start INPUT DATA

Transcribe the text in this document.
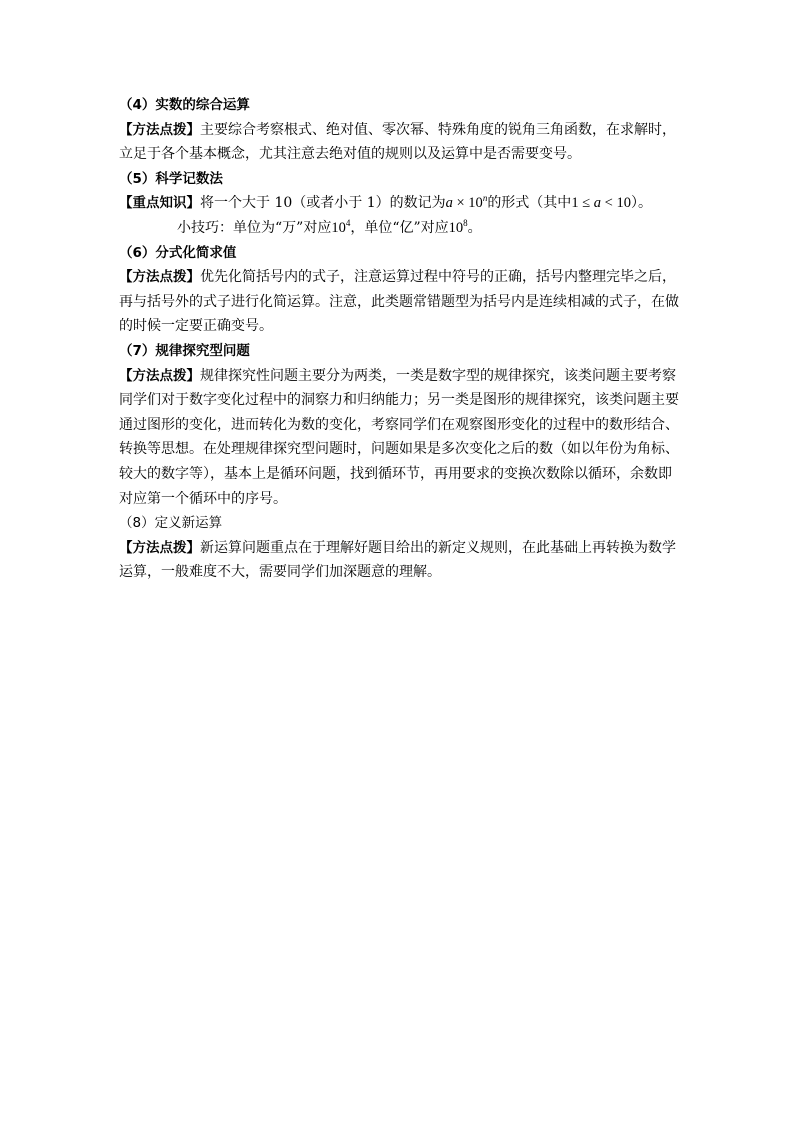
（4）实数的综合运算
【方法点拨】主要综合考察根式、绝对值、零次幂、特殊角度的锐角三角函数，在求解时，
立足于各个基本概念，尤其注意去绝对值的规则以及运算中是否需要变号。
（5）科学记数法
【重点知识】将一个大于 10（或者小于 1）的数记为$a \times 10^n$的形式（其中1 ≤ a < 10）。
小技巧：单位为“万”对应$10^4$，单位“亿”对应$10^8$。
（6）分式化简求值
【方法点拨】优先化简括号内的式子，注意运算过程中符号的正确，括号内整理完毕之后，
再与括号外的式子进行化简运算。注意，此类题常错题型为括号内是连续相减的式子，在做
的时候一定要正确变号。
（7）规律探究型问题
【方法点拨】规律探究性问题主要分为两类，一类是数字型的规律探究，该类问题主要考察
同学们对于数字变化过程中的洞察力和归纳能力；另一类是图形的规律探究，该类问题主要
通过图形的变化，进而转化为数的变化，考察同学们在观察图形变化的过程中的数形结合、
转换等思想。在处理规律探究型问题时，问题如果是多次变化之后的数（如以年份为角标、
较大的数字等），基本上是循环问题，找到循环节，再用要求的变换次数除以循环，余数即
对应第一个循环中的序号。
（8）定义新运算
【方法点拨】新运算问题重点在于理解好题目给出的新定义规则，在此基础上再转换为数学
运算，一般难度不大，需要同学们加深题意的理解。
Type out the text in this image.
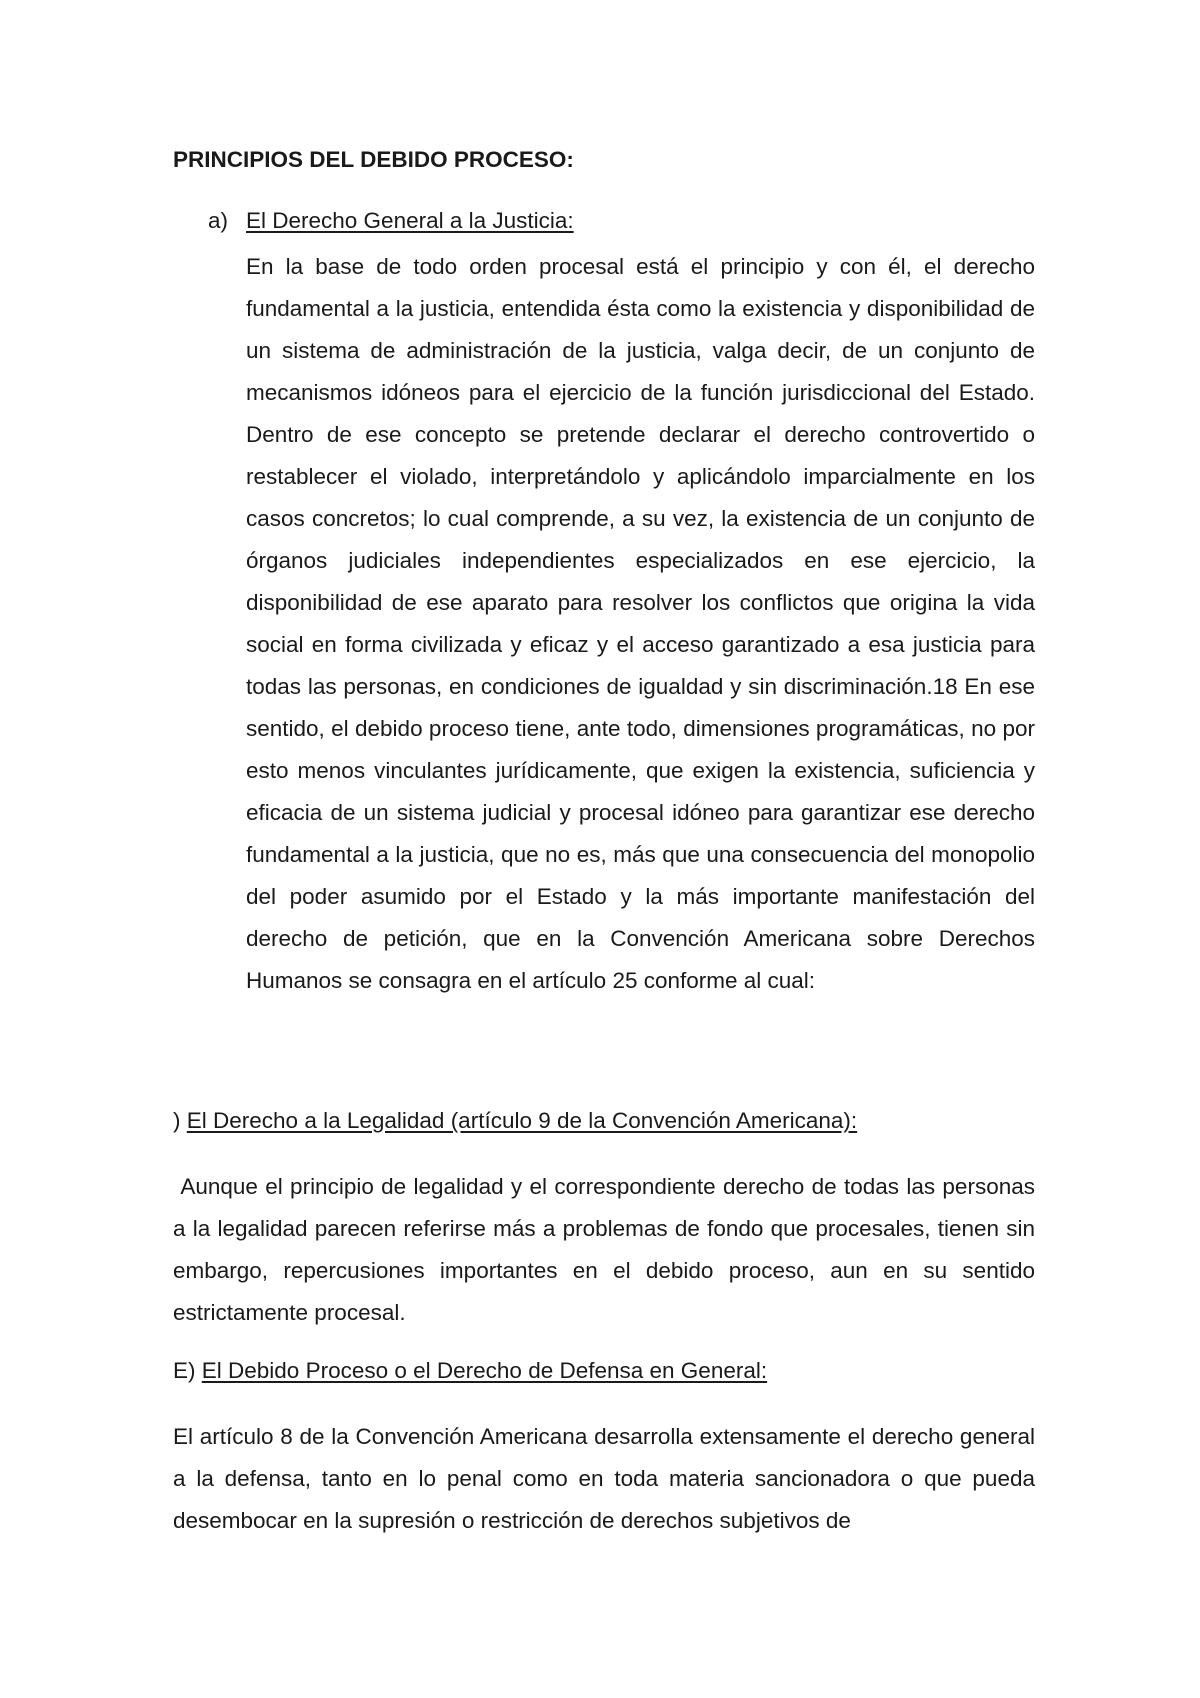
PRINCIPIOS DEL DEBIDO PROCESO:
a) El Derecho General a la Justicia:

En la base de todo orden procesal está el principio y con él, el derecho fundamental a la justicia, entendida ésta como la existencia y disponibilidad de un sistema de administración de la justicia, valga decir, de un conjunto de mecanismos idóneos para el ejercicio de la función jurisdiccional del Estado. Dentro de ese concepto se pretende declarar el derecho controvertido o restablecer el violado, interpretándolo y aplicándolo imparcialmente en los casos concretos; lo cual comprende, a su vez, la existencia de un conjunto de órganos judiciales independientes especializados en ese ejercicio, la disponibilidad de ese aparato para resolver los conflictos que origina la vida social en forma civilizada y eficaz y el acceso garantizado a esa justicia para todas las personas, en condiciones de igualdad y sin discriminación.18 En ese sentido, el debido proceso tiene, ante todo, dimensiones programáticas, no por esto menos vinculantes jurídicamente, que exigen la existencia, suficiencia y eficacia de un sistema judicial y procesal idóneo para garantizar ese derecho fundamental a la justicia, que no es, más que una consecuencia del monopolio del poder asumido por el Estado y la más importante manifestación del derecho de petición, que en la Convención Americana sobre Derechos Humanos se consagra en el artículo 25 conforme al cual:

) El Derecho a la Legalidad (artículo 9 de la Convención Americana):

Aunque el principio de legalidad y el correspondiente derecho de todas las personas a la legalidad parecen referirse más a problemas de fondo que procesales, tienen sin embargo, repercusiones importantes en el debido proceso, aun en su sentido estrictamente procesal.

E) El Debido Proceso o el Derecho de Defensa en General:

El artículo 8 de la Convención Americana desarrolla extensamente el derecho general a la defensa, tanto en lo penal como en toda materia sancionadora o que pueda desembocar en la supresión o restricción de derechos subjetivos de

end INPUT DATA

▸ WHAT THE TASK REQUIRES:
Without the pictures, extract every entry verbatim.

▸ WRITTEN RESPONSE:
Transcribe the text in this document.
（4）实数的综合运算
【方法点拨】主要综合考察根式、绝对值、零次幂、特殊角度的锐角三角函数，在求解时，
立足于各个基本概念，尤其注意去绝对值的规则以及运算中是否需要变号。
（5）科学记数法
【重点知识】将一个大于 10（或者小于 1）的数记为$a \times 10^n$的形式（其中1 ≤ a < 10）。
小技巧：单位为“万”对应$10^4$，单位“亿”对应$10^8$。
（6）分式化简求值
【方法点拨】优先化简括号内的式子，注意运算过程中符号的正确，括号内整理完毕之后，
再与括号外的式子进行化简运算。注意，此类题常错题型为括号内是连续相减的式子，在做
的时候一定要正确变号。
（7）规律探究型问题
【方法点拨】规律探究性问题主要分为两类，一类是数字型的规律探究，该类问题主要考察
同学们对于数字变化过程中的洞察力和归纳能力；另一类是图形的规律探究，该类问题主要
通过图形的变化，进而转化为数的变化，考察同学们在观察图形变化的过程中的数形结合、
转换等思想。在处理规律探究型问题时，问题如果是多次变化之后的数（如以年份为角标、
较大的数字等），基本上是循环问题，找到循环节，再用要求的变换次数除以循环，余数即
对应第一个循环中的序号。
（8）定义新运算
【方法点拨】新运算问题重点在于理解好题目给出的新定义规则，在此基础上再转换为数学
运算，一般难度不大，需要同学们加深题意的理解。
Type out the text in this image.
PRINCIPIOS DEL DEBIDO PROCESO:
a) El Derecho General a la Justicia:

En la base de todo orden procesal está el principio y con él, el derecho fundamental a la justicia, entendida ésta como la existencia y disponibilidad de un sistema de administración de la justicia, valga decir, de un conjunto de mecanismos idóneos para el ejercicio de la función jurisdiccional del Estado. Dentro de ese concepto se pretende declarar el derecho controvertido o restablecer el violado, interpretándolo y aplicándolo imparcialmente en los casos concretos; lo cual comprende, a su vez, la existencia de un conjunto de órganos judiciales independientes especializados en ese ejercicio, la disponibilidad de ese aparato para resolver los conflictos que origina la vida social en forma civilizada y eficaz y el acceso garantizado a esa justicia para todas las personas, en condiciones de igualdad y sin discriminación.18 En ese sentido, el debido proceso tiene, ante todo, dimensiones programáticas, no por esto menos vinculantes jurídicamente, que exigen la existencia, suficiencia y eficacia de un sistema judicial y procesal idóneo para garantizar ese derecho fundamental a la justicia, que no es, más que una consecuencia del monopolio del poder asumido por el Estado y la más importante manifestación del derecho de petición, que en la Convención Americana sobre Derechos Humanos se consagra en el artículo 25 conforme al cual:

) El Derecho a la Legalidad (artículo 9 de la Convención Americana):

Aunque el principio de legalidad y el correspondiente derecho de todas las personas a la legalidad parecen referirse más a problemas de fondo que procesales, tienen sin embargo, repercusiones importantes en el debido proceso, aun en su sentido estrictamente procesal.

E) El Debido Proceso o el Derecho de Defensa en General:

El artículo 8 de la Convención Americana desarrolla extensamente el derecho general a la defensa, tanto en lo penal como en toda materia sancionadora o que pueda desembocar en la supresión o restricción de derechos subjetivos de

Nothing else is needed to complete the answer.